| REQUIRED TASK |
Reply with one number: the count of lines in the listing that contain the string "Magnetic".

| PROVIDED MATERIAL |
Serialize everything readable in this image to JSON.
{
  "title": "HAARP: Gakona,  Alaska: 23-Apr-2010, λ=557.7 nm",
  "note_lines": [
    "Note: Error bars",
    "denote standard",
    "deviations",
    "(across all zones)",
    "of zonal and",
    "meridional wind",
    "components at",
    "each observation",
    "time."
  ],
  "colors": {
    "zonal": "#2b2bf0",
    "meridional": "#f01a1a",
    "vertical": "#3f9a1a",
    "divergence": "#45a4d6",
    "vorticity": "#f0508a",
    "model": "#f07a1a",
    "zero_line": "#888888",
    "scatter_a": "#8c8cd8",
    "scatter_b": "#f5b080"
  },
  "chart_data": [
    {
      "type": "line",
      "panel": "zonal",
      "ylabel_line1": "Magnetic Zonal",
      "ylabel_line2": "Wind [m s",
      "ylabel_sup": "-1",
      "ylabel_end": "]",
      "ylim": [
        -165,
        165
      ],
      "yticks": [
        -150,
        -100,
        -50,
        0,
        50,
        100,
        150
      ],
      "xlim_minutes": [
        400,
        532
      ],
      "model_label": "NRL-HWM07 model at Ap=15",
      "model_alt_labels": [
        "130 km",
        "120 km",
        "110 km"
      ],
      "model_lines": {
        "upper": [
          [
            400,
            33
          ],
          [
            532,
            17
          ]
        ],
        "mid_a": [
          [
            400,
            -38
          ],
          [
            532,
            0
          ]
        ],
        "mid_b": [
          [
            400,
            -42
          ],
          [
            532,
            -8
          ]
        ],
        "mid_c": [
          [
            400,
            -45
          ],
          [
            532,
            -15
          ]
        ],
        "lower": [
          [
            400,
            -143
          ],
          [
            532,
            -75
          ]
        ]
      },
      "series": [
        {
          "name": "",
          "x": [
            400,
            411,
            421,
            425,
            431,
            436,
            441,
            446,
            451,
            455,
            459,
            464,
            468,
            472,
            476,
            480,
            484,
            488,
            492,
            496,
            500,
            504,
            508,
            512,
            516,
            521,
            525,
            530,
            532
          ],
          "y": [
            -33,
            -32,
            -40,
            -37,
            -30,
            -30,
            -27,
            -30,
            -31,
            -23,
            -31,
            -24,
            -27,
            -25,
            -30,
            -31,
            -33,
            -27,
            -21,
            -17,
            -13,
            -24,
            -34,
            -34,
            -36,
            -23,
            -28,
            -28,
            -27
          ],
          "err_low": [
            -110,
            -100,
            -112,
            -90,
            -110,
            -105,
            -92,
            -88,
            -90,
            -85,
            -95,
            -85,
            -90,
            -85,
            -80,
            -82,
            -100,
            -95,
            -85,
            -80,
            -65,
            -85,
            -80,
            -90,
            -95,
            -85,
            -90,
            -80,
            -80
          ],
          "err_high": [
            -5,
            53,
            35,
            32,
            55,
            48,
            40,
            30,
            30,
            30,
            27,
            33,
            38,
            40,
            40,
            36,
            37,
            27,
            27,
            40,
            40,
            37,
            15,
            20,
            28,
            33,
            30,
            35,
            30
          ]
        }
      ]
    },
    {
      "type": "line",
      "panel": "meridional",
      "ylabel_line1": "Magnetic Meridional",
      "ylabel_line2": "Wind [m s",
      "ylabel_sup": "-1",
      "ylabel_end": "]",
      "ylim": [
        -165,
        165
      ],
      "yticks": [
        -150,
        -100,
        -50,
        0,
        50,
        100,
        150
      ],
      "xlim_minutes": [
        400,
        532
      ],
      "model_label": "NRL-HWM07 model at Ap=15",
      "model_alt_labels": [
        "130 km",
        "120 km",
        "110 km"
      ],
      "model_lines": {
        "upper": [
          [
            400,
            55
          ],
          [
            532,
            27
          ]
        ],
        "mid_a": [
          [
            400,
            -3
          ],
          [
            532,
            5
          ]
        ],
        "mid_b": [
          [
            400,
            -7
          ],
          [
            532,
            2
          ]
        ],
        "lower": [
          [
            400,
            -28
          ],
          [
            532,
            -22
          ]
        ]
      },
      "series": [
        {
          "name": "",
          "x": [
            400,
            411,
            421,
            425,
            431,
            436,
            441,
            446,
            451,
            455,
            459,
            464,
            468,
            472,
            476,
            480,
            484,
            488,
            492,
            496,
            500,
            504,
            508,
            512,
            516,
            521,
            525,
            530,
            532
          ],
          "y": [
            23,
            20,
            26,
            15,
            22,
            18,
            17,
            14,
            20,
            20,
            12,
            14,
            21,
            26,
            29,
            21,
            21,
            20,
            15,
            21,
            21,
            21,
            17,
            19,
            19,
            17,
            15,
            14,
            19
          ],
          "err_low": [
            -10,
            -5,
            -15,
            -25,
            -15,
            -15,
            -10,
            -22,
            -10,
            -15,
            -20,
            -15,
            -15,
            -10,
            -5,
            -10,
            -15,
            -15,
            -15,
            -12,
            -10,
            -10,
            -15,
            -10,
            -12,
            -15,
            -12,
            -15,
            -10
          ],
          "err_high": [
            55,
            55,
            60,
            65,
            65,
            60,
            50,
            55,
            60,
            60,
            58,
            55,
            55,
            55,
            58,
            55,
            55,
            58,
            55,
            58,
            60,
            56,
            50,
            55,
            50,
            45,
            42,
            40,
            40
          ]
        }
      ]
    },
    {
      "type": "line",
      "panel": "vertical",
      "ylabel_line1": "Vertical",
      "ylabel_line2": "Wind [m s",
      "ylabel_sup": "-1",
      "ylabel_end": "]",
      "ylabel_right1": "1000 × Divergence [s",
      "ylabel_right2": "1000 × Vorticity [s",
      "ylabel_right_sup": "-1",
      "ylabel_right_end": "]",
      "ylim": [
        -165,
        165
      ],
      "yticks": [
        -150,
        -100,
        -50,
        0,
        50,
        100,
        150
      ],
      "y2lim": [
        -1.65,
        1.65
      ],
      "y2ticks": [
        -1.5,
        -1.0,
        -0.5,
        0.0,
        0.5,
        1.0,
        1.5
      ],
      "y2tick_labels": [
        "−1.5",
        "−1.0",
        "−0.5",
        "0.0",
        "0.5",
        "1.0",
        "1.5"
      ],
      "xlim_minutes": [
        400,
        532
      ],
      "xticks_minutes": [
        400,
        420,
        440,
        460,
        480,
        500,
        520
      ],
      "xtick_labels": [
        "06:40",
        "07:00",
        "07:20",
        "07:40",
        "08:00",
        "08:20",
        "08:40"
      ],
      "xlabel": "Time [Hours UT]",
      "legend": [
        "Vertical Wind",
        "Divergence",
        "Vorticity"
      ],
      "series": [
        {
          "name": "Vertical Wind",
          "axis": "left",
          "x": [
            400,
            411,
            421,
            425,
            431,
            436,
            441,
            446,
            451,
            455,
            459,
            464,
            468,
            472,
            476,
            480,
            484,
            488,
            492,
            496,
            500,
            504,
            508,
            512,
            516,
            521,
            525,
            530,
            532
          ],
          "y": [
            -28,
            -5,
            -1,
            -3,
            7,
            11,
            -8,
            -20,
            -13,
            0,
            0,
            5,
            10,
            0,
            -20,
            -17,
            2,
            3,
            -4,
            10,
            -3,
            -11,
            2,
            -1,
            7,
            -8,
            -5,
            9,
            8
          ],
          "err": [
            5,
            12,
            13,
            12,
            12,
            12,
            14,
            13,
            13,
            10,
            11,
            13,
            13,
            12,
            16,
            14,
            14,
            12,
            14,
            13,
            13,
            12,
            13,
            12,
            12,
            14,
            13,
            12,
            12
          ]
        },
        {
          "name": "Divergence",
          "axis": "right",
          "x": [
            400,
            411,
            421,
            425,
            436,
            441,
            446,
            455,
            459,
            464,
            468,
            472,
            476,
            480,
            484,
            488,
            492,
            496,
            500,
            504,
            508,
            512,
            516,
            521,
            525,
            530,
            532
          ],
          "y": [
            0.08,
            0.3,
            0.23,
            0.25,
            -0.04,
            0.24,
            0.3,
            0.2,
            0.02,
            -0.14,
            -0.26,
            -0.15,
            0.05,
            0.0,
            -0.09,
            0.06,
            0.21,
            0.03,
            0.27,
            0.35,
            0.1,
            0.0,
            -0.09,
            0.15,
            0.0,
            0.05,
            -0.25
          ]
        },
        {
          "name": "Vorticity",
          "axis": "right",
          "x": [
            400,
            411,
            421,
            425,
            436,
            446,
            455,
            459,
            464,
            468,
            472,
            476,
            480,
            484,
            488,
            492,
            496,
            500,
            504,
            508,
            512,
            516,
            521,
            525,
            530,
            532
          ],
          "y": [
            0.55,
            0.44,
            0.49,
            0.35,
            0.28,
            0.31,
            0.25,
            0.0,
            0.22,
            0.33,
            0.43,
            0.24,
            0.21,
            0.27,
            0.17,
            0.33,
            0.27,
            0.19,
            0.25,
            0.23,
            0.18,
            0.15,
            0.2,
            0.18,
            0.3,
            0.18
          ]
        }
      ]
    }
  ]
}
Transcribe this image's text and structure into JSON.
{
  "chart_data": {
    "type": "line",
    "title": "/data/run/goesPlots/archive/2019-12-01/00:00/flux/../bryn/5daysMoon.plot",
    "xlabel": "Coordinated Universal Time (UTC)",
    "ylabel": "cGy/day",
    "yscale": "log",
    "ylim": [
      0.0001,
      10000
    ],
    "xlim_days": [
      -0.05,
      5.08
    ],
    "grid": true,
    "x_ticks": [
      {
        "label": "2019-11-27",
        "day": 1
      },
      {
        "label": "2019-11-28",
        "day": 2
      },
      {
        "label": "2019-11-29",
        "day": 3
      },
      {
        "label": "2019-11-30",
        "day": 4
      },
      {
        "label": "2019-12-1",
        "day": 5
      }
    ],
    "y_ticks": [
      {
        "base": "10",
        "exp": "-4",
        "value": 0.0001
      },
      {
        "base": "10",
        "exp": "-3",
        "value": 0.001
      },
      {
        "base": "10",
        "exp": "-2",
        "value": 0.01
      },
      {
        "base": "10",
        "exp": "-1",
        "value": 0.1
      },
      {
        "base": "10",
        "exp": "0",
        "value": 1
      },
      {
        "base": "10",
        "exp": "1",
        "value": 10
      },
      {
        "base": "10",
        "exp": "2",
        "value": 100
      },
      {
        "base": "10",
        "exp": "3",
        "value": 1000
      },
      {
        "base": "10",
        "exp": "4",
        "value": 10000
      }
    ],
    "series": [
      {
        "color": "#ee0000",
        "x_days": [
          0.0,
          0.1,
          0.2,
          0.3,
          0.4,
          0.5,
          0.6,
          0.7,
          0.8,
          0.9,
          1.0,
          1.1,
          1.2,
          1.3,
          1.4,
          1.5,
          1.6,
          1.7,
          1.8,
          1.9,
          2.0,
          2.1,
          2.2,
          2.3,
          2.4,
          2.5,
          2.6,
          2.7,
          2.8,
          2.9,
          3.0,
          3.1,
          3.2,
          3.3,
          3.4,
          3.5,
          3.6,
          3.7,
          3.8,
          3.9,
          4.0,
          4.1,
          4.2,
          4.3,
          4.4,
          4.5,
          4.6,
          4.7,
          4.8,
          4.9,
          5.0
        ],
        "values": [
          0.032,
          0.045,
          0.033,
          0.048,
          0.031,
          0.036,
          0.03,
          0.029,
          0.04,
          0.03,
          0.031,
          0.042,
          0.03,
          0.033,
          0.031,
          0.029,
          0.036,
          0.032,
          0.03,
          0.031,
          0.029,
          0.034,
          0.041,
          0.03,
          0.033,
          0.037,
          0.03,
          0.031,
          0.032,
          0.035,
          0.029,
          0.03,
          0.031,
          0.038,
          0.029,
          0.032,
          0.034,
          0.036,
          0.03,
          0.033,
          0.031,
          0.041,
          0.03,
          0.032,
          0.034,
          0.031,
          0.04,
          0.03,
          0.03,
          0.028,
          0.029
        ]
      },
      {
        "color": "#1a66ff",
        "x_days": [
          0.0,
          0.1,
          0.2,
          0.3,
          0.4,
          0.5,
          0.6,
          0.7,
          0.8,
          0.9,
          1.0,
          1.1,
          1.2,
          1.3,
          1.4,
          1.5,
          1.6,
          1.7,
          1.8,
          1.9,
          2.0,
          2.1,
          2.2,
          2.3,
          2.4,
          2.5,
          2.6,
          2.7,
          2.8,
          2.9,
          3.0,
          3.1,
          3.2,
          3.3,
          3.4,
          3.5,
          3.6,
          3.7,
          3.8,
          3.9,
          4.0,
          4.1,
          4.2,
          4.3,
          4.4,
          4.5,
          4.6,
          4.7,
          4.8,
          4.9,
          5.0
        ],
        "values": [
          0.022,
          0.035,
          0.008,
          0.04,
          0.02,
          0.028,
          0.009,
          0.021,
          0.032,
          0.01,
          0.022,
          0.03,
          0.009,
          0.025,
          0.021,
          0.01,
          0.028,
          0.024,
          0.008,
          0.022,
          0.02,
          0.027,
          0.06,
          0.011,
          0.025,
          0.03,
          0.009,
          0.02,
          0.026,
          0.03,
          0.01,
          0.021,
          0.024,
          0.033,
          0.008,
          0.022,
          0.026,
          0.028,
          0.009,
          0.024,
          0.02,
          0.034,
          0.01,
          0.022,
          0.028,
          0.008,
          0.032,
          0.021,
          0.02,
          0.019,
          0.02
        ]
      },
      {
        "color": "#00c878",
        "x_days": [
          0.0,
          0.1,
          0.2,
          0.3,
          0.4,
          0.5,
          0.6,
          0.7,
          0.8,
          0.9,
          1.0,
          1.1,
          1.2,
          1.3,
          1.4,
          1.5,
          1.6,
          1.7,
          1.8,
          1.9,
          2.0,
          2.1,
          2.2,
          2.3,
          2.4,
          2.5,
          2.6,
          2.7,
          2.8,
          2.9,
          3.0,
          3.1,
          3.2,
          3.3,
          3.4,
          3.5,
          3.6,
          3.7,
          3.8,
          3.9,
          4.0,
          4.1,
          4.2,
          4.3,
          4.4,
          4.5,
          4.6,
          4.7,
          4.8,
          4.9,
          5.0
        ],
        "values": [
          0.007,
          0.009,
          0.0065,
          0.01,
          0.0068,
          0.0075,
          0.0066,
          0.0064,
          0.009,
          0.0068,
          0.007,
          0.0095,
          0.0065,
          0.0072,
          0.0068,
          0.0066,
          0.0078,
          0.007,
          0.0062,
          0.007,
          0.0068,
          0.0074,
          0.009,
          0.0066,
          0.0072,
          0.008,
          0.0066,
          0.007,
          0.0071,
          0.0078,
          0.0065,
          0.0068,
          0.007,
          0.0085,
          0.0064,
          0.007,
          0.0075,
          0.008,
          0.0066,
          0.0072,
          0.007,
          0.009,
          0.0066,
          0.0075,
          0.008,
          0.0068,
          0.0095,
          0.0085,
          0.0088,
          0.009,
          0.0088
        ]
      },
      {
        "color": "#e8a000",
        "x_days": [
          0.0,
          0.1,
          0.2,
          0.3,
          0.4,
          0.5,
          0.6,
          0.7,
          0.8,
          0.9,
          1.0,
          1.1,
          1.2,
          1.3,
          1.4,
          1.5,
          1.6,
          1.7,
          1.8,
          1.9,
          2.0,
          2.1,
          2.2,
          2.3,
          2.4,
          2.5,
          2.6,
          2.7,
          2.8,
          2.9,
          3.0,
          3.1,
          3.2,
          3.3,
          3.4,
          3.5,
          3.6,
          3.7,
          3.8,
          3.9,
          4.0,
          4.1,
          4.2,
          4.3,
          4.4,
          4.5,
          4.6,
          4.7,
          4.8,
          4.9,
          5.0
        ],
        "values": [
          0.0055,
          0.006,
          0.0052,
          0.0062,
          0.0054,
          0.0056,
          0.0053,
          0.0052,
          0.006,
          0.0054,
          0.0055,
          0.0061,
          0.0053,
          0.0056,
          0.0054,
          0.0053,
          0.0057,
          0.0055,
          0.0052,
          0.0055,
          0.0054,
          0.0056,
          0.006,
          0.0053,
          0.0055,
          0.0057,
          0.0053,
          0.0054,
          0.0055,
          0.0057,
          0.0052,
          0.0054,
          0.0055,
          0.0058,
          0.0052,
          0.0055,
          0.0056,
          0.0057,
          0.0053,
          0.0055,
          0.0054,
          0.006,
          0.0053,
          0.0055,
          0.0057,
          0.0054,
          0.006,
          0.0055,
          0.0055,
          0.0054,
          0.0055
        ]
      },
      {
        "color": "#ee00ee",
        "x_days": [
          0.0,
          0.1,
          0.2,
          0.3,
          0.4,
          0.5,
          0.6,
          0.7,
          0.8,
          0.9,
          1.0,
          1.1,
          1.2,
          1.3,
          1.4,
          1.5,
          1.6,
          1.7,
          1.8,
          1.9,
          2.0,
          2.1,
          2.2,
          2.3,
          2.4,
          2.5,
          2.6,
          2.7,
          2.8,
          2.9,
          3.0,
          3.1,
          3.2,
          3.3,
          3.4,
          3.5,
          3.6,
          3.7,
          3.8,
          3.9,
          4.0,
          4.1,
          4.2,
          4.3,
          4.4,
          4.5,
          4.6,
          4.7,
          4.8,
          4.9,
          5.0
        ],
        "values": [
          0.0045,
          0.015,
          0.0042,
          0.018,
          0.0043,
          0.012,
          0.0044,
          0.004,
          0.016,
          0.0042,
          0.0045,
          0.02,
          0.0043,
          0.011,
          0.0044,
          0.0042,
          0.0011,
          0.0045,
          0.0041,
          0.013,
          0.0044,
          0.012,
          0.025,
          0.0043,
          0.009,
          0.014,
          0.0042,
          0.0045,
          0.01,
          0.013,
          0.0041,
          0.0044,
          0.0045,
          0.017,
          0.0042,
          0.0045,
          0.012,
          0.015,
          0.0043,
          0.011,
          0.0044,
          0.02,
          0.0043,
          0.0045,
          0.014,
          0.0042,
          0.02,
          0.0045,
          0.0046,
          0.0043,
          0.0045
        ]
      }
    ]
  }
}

| COMPLETED EXERCISE |
2